## EXERCISE GOAL
Locate the word "bars" in the entries below, then gather every line that holds it.
— start DATA FOR THE TASK —
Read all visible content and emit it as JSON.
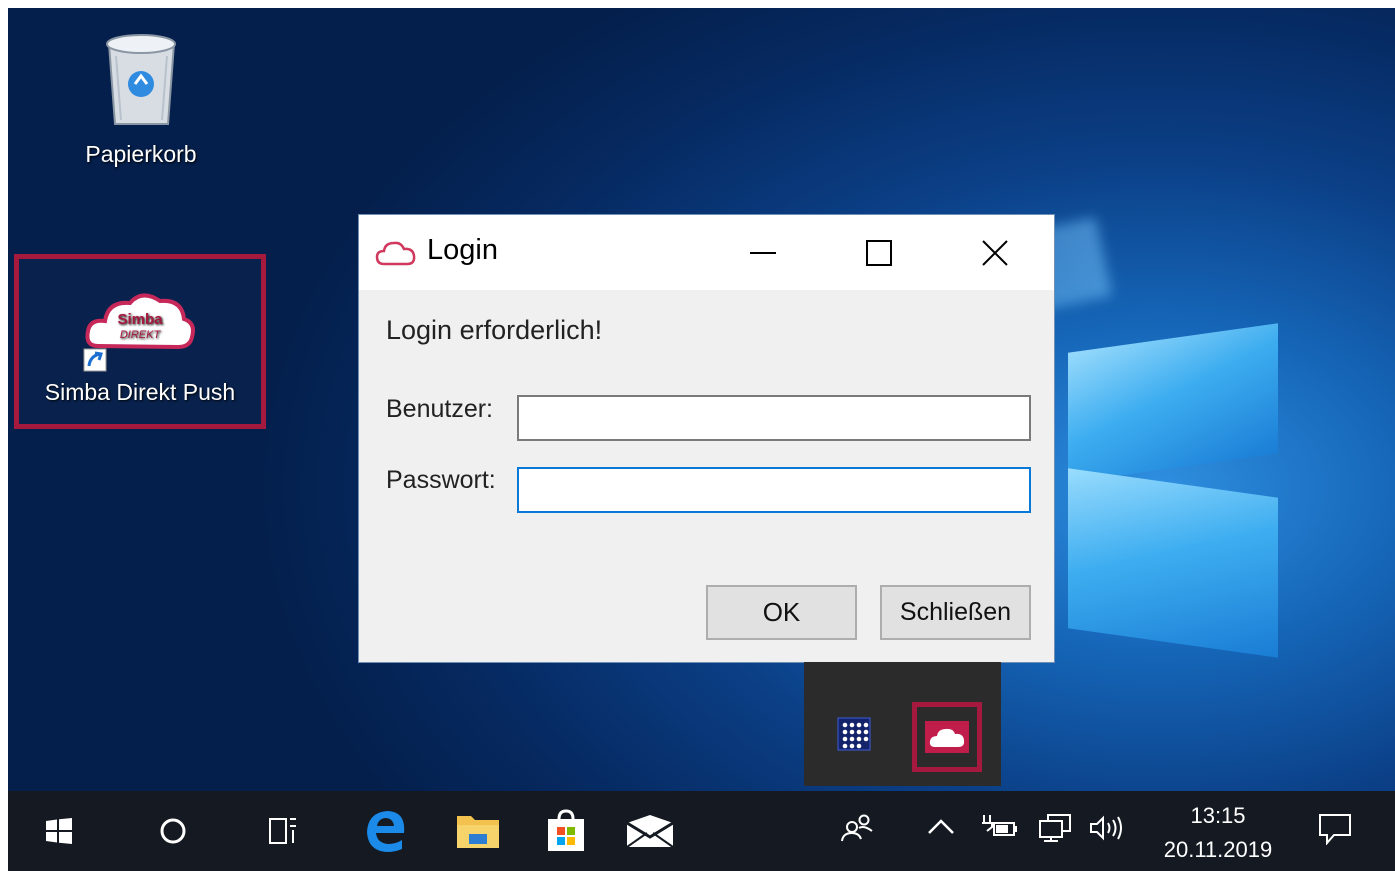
{
  "desktop": {
    "icons": [
      {
        "label": "Papierkorb"
      },
      {
        "label": "Simba Direkt Push",
        "logo_text_top": "Simba",
        "logo_text_bottom": "DIREKT"
      }
    ]
  },
  "dialog": {
    "title": "Login",
    "message": "Login erforderlich!",
    "user_label": "Benutzer:",
    "user_value": "",
    "password_label": "Passwort:",
    "password_value": "",
    "ok_label": "OK",
    "close_label": "Schließen"
  },
  "tray_popup": {
    "items": [
      {
        "icon": "grid-app-icon"
      },
      {
        "icon": "simba-cloud-icon"
      }
    ]
  },
  "taskbar": {
    "items": [
      {
        "icon": "windows-start-icon"
      },
      {
        "icon": "cortana-search-icon"
      },
      {
        "icon": "task-view-icon"
      },
      {
        "icon": "edge-browser-icon"
      },
      {
        "icon": "file-explorer-icon"
      },
      {
        "icon": "store-icon"
      },
      {
        "icon": "mail-icon"
      }
    ],
    "tray": {
      "time": "13:15",
      "date": "20.11.2019"
    }
  },
  "colors": {
    "highlight": "#a6193f",
    "taskbar": "#151a22",
    "focus_border": "#0a78d7"
  }
}
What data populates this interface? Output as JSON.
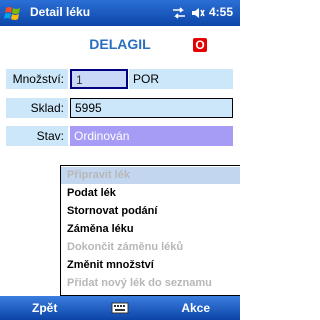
{
  "titlebar": {
    "title": "Detail léku",
    "time": "4:55"
  },
  "header": {
    "drug_name": "DELAGIL",
    "badge": "O"
  },
  "form": {
    "quantity_label": "Množství:",
    "quantity_value": "1",
    "unit": "POR",
    "warehouse_label": "Sklad:",
    "warehouse_value": "5995",
    "status_label": "Stav:",
    "status_value": "Ordinován"
  },
  "menu": {
    "items": [
      {
        "label": "Připravit lék",
        "enabled": false,
        "selected": true
      },
      {
        "label": "Podat lék",
        "enabled": true
      },
      {
        "label": "Stornovat podání",
        "enabled": true
      },
      {
        "label": "Záměna léku",
        "enabled": true
      },
      {
        "label": "Dokončit záměnu léků",
        "enabled": false
      },
      {
        "label": "Změnit množství",
        "enabled": true
      },
      {
        "label": "Přidat nový lék do seznamu",
        "enabled": false
      }
    ]
  },
  "softkeys": {
    "left": "Zpět",
    "right": "Akce"
  },
  "colors": {
    "accent": "#2a6fc2",
    "badge": "#e40000",
    "label_bg": "#cce7f9",
    "status_bg": "#a69cf5"
  }
}
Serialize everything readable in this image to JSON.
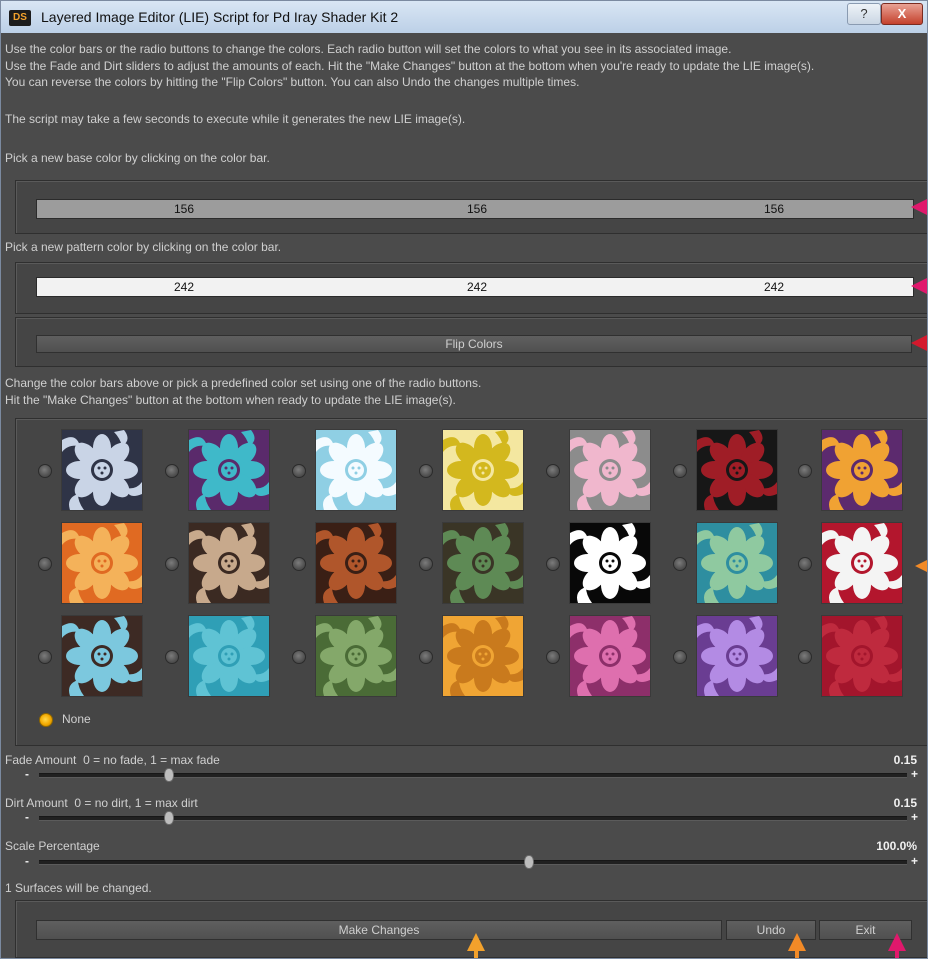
{
  "window": {
    "title": "Layered Image Editor (LIE) Script for Pd Iray Shader Kit 2",
    "app_icon_text": "DS",
    "help_label": "?",
    "close_label": "X"
  },
  "intro": {
    "lines": [
      "Use the color bars or the radio buttons to change the colors. Each radio button will set the colors to what you see in its associated image.",
      "Use the Fade and Dirt sliders to adjust the amounts of each. Hit the \"Make Changes\" button at the bottom when you're ready to update the LIE image(s).",
      "You can reverse the colors by hitting the \"Flip Colors\" button. You can also Undo the changes multiple times.",
      "The script may take a few seconds to execute while it generates the new LIE image(s)."
    ]
  },
  "base_color": {
    "label": "Pick a new base color by clicking on the color bar.",
    "r": "156",
    "g": "156",
    "b": "156",
    "color": "#9c9c9c"
  },
  "pattern_color": {
    "label": "Pick a new pattern color by clicking on the color bar.",
    "r": "242",
    "g": "242",
    "b": "242",
    "color": "#f2f2f2"
  },
  "flip_button": "Flip Colors",
  "presets": {
    "intro_line1": "Change the color bars above or pick a predefined color set using one of the radio buttons.",
    "intro_line2": "Hit the \"Make Changes\" button at the bottom when ready to update the LIE image(s).",
    "none_label": "None",
    "selected": "none",
    "swatches": [
      {
        "bg": "#2f3447",
        "fg": "#c9d4e6"
      },
      {
        "bg": "#5a2a6b",
        "fg": "#3fb9c9"
      },
      {
        "bg": "#8fcfe4",
        "fg": "#f4fbff"
      },
      {
        "bg": "#f4e7a0",
        "fg": "#d3b81e"
      },
      {
        "bg": "#8c8c8c",
        "fg": "#f0b7cd"
      },
      {
        "bg": "#171717",
        "fg": "#9f1d26"
      },
      {
        "bg": "#5c2a6e",
        "fg": "#f0a233"
      },
      {
        "bg": "#e06a22",
        "fg": "#f4b25a"
      },
      {
        "bg": "#3b2a22",
        "fg": "#c7a98c"
      },
      {
        "bg": "#3a1f15",
        "fg": "#b0562b"
      },
      {
        "bg": "#3a3526",
        "fg": "#5e8a55"
      },
      {
        "bg": "#080808",
        "fg": "#ffffff"
      },
      {
        "bg": "#2e8ea0",
        "fg": "#8fc9a0"
      },
      {
        "bg": "#b3162d",
        "fg": "#f4f4f4"
      },
      {
        "bg": "#3d2a24",
        "fg": "#7cc8de"
      },
      {
        "bg": "#2f9fb6",
        "fg": "#5fc3d4"
      },
      {
        "bg": "#4a6b36",
        "fg": "#84a86a"
      },
      {
        "bg": "#f0a534",
        "fg": "#c97a1d"
      },
      {
        "bg": "#8d2f6a",
        "fg": "#de6fae"
      },
      {
        "bg": "#6a3d92",
        "fg": "#b38be4"
      },
      {
        "bg": "#a3152c",
        "fg": "#bf2a3e"
      }
    ]
  },
  "fade": {
    "label": "Fade Amount",
    "hint": "0 = no fade, 1 = max fade",
    "value": "0.15",
    "fraction": 0.15
  },
  "dirt": {
    "label": "Dirt Amount",
    "hint": "0 = no dirt, 1 = max dirt",
    "value": "0.15",
    "fraction": 0.15
  },
  "scale": {
    "label": "Scale Percentage",
    "value": "100.0%",
    "fraction": 0.565
  },
  "minus_label": "-",
  "plus_label": "+",
  "status": "1 Surfaces will be changed.",
  "footer": {
    "make_changes": "Make Changes",
    "undo": "Undo",
    "exit": "Exit"
  },
  "colors": {
    "callout_magenta": "#e0186c",
    "callout_red": "#d4192d",
    "callout_orange": "#f28a27",
    "callout_amber": "#f2a12c"
  }
}
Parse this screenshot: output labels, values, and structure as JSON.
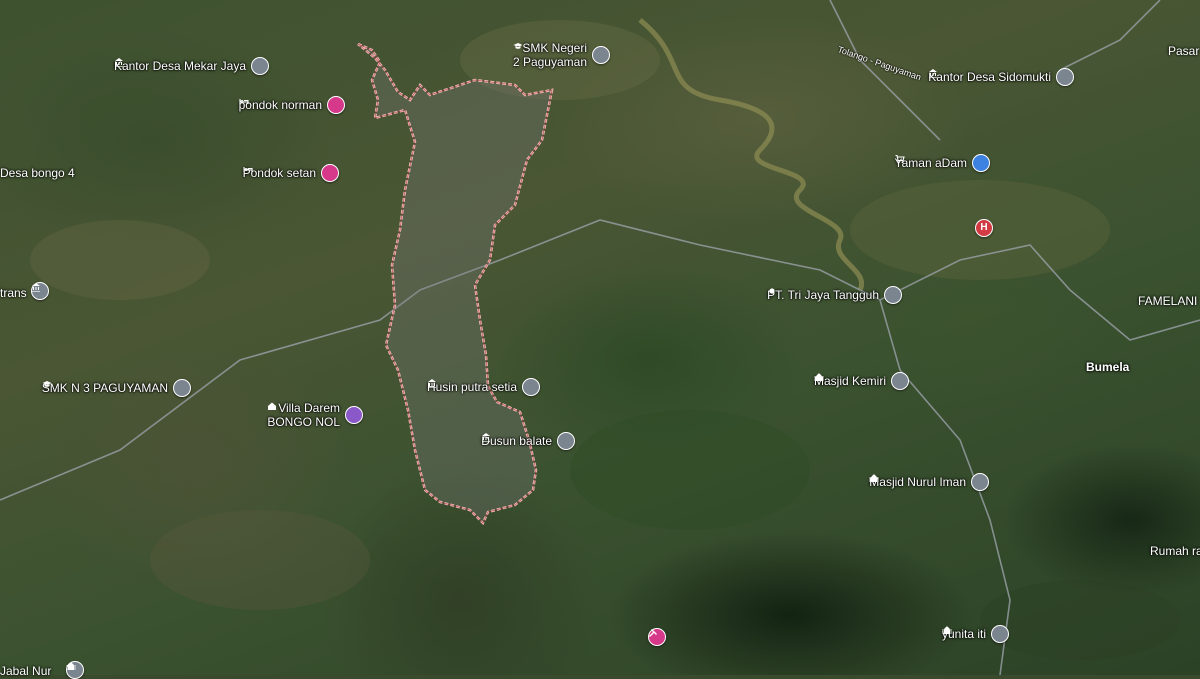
{
  "map": {
    "type": "satellite",
    "boundary_color": "#f2b9b9",
    "road_label": "Tolango - Paguyaman",
    "places": {
      "bumela": "Bumela",
      "famelani": "FAMELANI",
      "pasar": "Pasar",
      "rumah": "Rumah ra",
      "desa_bongo": "Desa bongo 4",
      "trans": "trans",
      "jabal_nur": "Jabal Nur"
    },
    "pois": {
      "kantor_mekar_jaya": {
        "label": "Kantor Desa Mekar Jaya",
        "icon": "government-icon"
      },
      "pondok_norman": {
        "label": "pondok norman",
        "icon": "hotel-icon"
      },
      "pondok_setan": {
        "label": "Pondok setan",
        "icon": "hotel-icon"
      },
      "smk_negeri_2": {
        "line1": "SMK Negeri",
        "line2": "2 Paguyaman",
        "icon": "school-icon"
      },
      "kantor_sidomukti": {
        "label": "Kantor Desa Sidomukti",
        "icon": "government-icon"
      },
      "yaman_adam": {
        "label": "Yaman aDam",
        "icon": "shopping-icon"
      },
      "hospital": {
        "label": "",
        "icon": "hospital-icon"
      },
      "pt_tri_jaya": {
        "label": "PT. Tri Jaya Tangguh",
        "icon": "location-dot-icon"
      },
      "smk_n_3": {
        "label": "SMK N 3 PAGUYAMAN",
        "icon": "school-icon"
      },
      "villa_darem": {
        "line1": "Villa Darem",
        "line2": "BONGO NOL",
        "icon": "lodging-icon"
      },
      "husin_putra_setia": {
        "label": "Husin putra setia",
        "icon": "government-icon"
      },
      "dusun_balate": {
        "label": "Dusun balate",
        "icon": "government-icon"
      },
      "masjid_kemiri": {
        "label": "Masjid Kemiri",
        "icon": "mosque-icon"
      },
      "masjid_nurul_iman": {
        "label": "Masjid Nurul Iman",
        "icon": "mosque-icon"
      },
      "yunita_iti": {
        "label": "yunita iti",
        "icon": "mosque-icon"
      },
      "tools_shop": {
        "label": "",
        "icon": "tools-icon"
      },
      "trans_marker": {
        "label": "",
        "icon": "government-icon"
      },
      "jabal_marker": {
        "label": "",
        "icon": "mosque-icon"
      }
    }
  }
}
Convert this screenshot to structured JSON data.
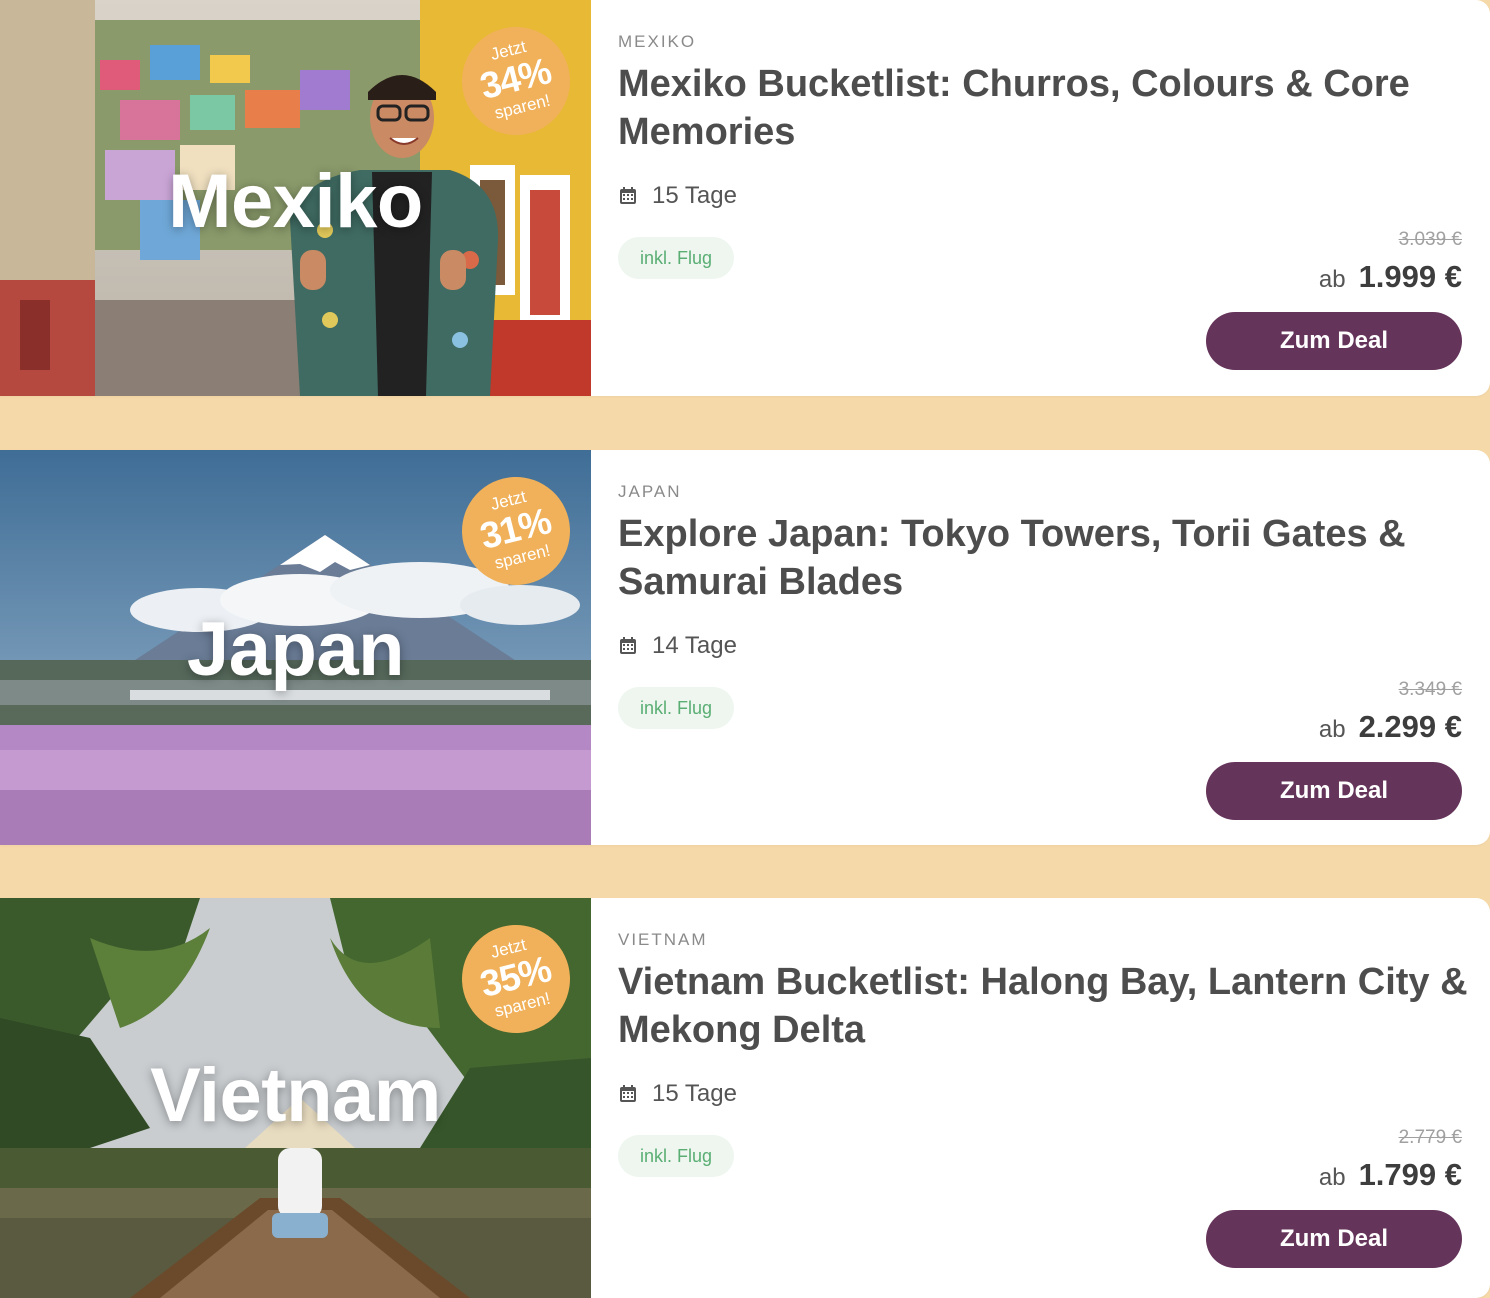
{
  "deals": [
    {
      "destination": "Mexiko",
      "badge": {
        "top": "Jetzt",
        "percent": "34%",
        "bottom": "sparen!"
      },
      "country": "MEXIKO",
      "title": "Mexiko Bucketlist: Churros, Colours & Core Memories",
      "duration": "15 Tage",
      "tag": "inkl. Flug",
      "old_price": "3.039 €",
      "price_prefix": "ab",
      "price": "1.999 €",
      "button": "Zum Deal"
    },
    {
      "destination": "Japan",
      "badge": {
        "top": "Jetzt",
        "percent": "31%",
        "bottom": "sparen!"
      },
      "country": "JAPAN",
      "title": "Explore Japan: Tokyo Towers, Torii Gates & Samurai Blades",
      "duration": "14 Tage",
      "tag": "inkl. Flug",
      "old_price": "3.349 €",
      "price_prefix": "ab",
      "price": "2.299 €",
      "button": "Zum Deal"
    },
    {
      "destination": "Vietnam",
      "badge": {
        "top": "Jetzt",
        "percent": "35%",
        "bottom": "sparen!"
      },
      "country": "VIETNAM",
      "title": "Vietnam Bucketlist: Halong Bay, Lantern City & Mekong Delta",
      "duration": "15 Tage",
      "tag": "inkl. Flug",
      "old_price": "2.779 €",
      "price_prefix": "ab",
      "price": "1.799 €",
      "button": "Zum Deal"
    }
  ],
  "colors": {
    "page_background": "#f6d9a9",
    "badge": "#f0b15a",
    "button": "#65345a",
    "tag_background": "#eef6ef",
    "tag_text": "#5aae74"
  },
  "icons": [
    "calendar-icon"
  ]
}
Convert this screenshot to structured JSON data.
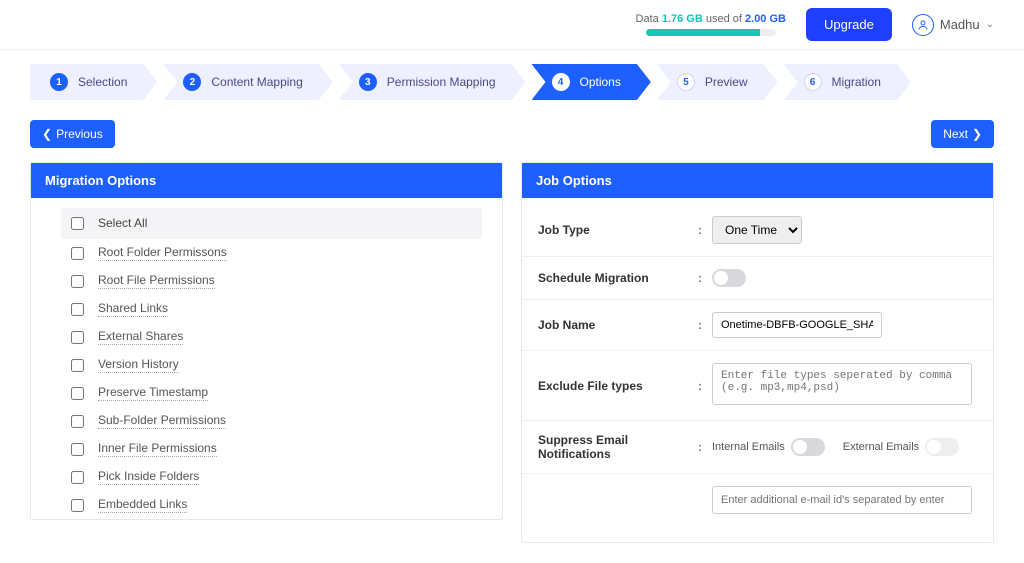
— end DATA FOR THE TASK —
## THE OUTPUT
      "Use the color bars or the radio buttons to change the colors. Each radio button will set the colors to what you see in its associated image.",
    "intro_line1": "Change the color bars above or pick a predefined color set using one of the radio buttons.",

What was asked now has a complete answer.